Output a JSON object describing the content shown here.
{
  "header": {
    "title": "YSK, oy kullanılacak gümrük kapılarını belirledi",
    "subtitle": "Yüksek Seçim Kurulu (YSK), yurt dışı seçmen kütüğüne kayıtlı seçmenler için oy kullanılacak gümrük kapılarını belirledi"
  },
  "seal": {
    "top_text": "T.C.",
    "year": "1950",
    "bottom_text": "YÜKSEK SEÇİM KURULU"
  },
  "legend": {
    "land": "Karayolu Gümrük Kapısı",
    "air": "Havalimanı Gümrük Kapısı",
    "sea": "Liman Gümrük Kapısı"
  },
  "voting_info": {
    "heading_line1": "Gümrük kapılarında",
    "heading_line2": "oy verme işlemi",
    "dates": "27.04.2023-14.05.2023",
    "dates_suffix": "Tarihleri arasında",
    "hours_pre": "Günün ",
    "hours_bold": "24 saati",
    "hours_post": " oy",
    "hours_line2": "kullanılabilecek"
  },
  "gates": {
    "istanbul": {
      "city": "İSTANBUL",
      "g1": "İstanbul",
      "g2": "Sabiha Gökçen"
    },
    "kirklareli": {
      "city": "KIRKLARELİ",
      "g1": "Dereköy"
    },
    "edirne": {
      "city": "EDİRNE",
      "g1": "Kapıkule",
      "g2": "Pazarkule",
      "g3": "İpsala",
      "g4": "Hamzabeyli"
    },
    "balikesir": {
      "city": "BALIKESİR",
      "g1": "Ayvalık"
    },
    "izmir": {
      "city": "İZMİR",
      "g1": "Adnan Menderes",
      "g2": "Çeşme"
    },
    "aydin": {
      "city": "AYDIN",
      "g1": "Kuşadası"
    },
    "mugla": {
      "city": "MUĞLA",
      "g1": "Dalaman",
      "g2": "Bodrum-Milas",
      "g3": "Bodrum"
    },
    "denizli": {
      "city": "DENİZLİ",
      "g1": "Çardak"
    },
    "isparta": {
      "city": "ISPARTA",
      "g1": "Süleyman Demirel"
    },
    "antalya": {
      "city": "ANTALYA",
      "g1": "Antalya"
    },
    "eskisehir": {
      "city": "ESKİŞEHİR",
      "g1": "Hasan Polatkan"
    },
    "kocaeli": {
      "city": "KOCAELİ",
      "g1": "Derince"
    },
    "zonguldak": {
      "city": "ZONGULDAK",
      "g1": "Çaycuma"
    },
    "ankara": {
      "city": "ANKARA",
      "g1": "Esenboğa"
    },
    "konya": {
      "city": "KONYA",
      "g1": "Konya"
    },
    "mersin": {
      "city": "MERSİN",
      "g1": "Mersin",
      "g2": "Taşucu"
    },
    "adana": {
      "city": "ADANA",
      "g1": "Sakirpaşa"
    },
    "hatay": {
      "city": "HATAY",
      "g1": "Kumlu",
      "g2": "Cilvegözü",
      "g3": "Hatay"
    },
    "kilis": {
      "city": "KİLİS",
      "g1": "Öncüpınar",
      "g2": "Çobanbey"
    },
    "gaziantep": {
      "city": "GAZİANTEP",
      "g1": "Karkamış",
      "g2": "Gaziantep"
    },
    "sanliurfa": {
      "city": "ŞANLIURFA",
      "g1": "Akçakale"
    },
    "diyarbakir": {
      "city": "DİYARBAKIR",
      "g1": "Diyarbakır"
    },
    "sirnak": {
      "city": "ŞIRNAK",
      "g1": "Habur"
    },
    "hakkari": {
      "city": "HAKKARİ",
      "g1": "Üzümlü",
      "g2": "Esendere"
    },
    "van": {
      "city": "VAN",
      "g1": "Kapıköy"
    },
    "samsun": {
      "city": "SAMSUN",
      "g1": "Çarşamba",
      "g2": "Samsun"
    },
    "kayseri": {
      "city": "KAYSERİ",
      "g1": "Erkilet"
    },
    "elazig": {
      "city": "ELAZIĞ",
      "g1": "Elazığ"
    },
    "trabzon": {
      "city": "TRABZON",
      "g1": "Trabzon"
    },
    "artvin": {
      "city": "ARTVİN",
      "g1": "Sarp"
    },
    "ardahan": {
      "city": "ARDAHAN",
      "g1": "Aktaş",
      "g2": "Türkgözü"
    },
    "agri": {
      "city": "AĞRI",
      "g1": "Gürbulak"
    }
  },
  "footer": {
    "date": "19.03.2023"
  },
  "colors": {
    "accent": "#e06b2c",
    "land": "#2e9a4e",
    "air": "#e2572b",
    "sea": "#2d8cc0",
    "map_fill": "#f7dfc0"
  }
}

Given problem: Please reproduce each line exactly as written.

Expected answer:
Output a JSON object describing the content shown here.
{
  "header": {
    "title": "YSK, oy kullanılacak gümrük kapılarını belirledi",
    "subtitle": "Yüksek Seçim Kurulu (YSK), yurt dışı seçmen kütüğüne kayıtlı seçmenler için oy kullanılacak gümrük kapılarını belirledi"
  },
  "seal": {
    "top_text": "T.C.",
    "year": "1950",
    "bottom_text": "YÜKSEK SEÇİM KURULU"
  },
  "legend": {
    "land": "Karayolu Gümrük Kapısı",
    "air": "Havalimanı Gümrük Kapısı",
    "sea": "Liman Gümrük Kapısı"
  },
  "voting_info": {
    "heading_line1": "Gümrük kapılarında",
    "heading_line2": "oy verme işlemi",
    "dates": "27.04.2023-14.05.2023",
    "dates_suffix": "Tarihleri arasında",
    "hours_pre": "Günün ",
    "hours_bold": "24 saati",
    "hours_post": " oy",
    "hours_line2": "kullanılabilecek"
  },
  "gates": {
    "istanbul": {
      "city": "İSTANBUL",
      "g1": "İstanbul",
      "g2": "Sabiha Gökçen"
    },
    "kirklareli": {
      "city": "KIRKLARELİ",
      "g1": "Dereköy"
    },
    "edirne": {
      "city": "EDİRNE",
      "g1": "Kapıkule",
      "g2": "Pazarkule",
      "g3": "İpsala",
      "g4": "Hamzabeyli"
    },
    "balikesir": {
      "city": "BALIKESİR",
      "g1": "Ayvalık"
    },
    "izmir": {
      "city": "İZMİR",
      "g1": "Adnan Menderes",
      "g2": "Çeşme"
    },
    "aydin": {
      "city": "AYDIN",
      "g1": "Kuşadası"
    },
    "mugla": {
      "city": "MUĞLA",
      "g1": "Dalaman",
      "g2": "Bodrum-Milas",
      "g3": "Bodrum"
    },
    "denizli": {
      "city": "DENİZLİ",
      "g1": "Çardak"
    },
    "isparta": {
      "city": "ISPARTA",
      "g1": "Süleyman Demirel"
    },
    "antalya": {
      "city": "ANTALYA",
      "g1": "Antalya"
    },
    "eskisehir": {
      "city": "ESKİŞEHİR",
      "g1": "Hasan Polatkan"
    },
    "kocaeli": {
      "city": "KOCAELİ",
      "g1": "Derince"
    },
    "zonguldak": {
      "city": "ZONGULDAK",
      "g1": "Çaycuma"
    },
    "ankara": {
      "city": "ANKARA",
      "g1": "Esenboğa"
    },
    "konya": {
      "city": "KONYA",
      "g1": "Konya"
    },
    "mersin": {
      "city": "MERSİN",
      "g1": "Mersin",
      "g2": "Taşucu"
    },
    "adana": {
      "city": "ADANA",
      "g1": "Sakirpaşa"
    },
    "hatay": {
      "city": "HATAY",
      "g1": "Kumlu",
      "g2": "Cilvegözü",
      "g3": "Hatay"
    },
    "kilis": {
      "city": "KİLİS",
      "g1": "Öncüpınar",
      "g2": "Çobanbey"
    },
    "gaziantep": {
      "city": "GAZİANTEP",
      "g1": "Karkamış",
      "g2": "Gaziantep"
    },
    "sanliurfa": {
      "city": "ŞANLIURFA",
      "g1": "Akçakale"
    },
    "diyarbakir": {
      "city": "DİYARBAKIR",
      "g1": "Diyarbakır"
    },
    "sirnak": {
      "city": "ŞIRNAK",
      "g1": "Habur"
    },
    "hakkari": {
      "city": "HAKKARİ",
      "g1": "Üzümlü",
      "g2": "Esendere"
    },
    "van": {
      "city": "VAN",
      "g1": "Kapıköy"
    },
    "samsun": {
      "city": "SAMSUN",
      "g1": "Çarşamba",
      "g2": "Samsun"
    },
    "kayseri": {
      "city": "KAYSERİ",
      "g1": "Erkilet"
    },
    "elazig": {
      "city": "ELAZIĞ",
      "g1": "Elazığ"
    },
    "trabzon": {
      "city": "TRABZON",
      "g1": "Trabzon"
    },
    "artvin": {
      "city": "ARTVİN",
      "g1": "Sarp"
    },
    "ardahan": {
      "city": "ARDAHAN",
      "g1": "Aktaş",
      "g2": "Türkgözü"
    },
    "agri": {
      "city": "AĞRI",
      "g1": "Gürbulak"
    }
  },
  "footer": {
    "date": "19.03.2023"
  },
  "colors": {
    "accent": "#e06b2c",
    "land": "#2e9a4e",
    "air": "#e2572b",
    "sea": "#2d8cc0",
    "map_fill": "#f7dfc0"
  }
}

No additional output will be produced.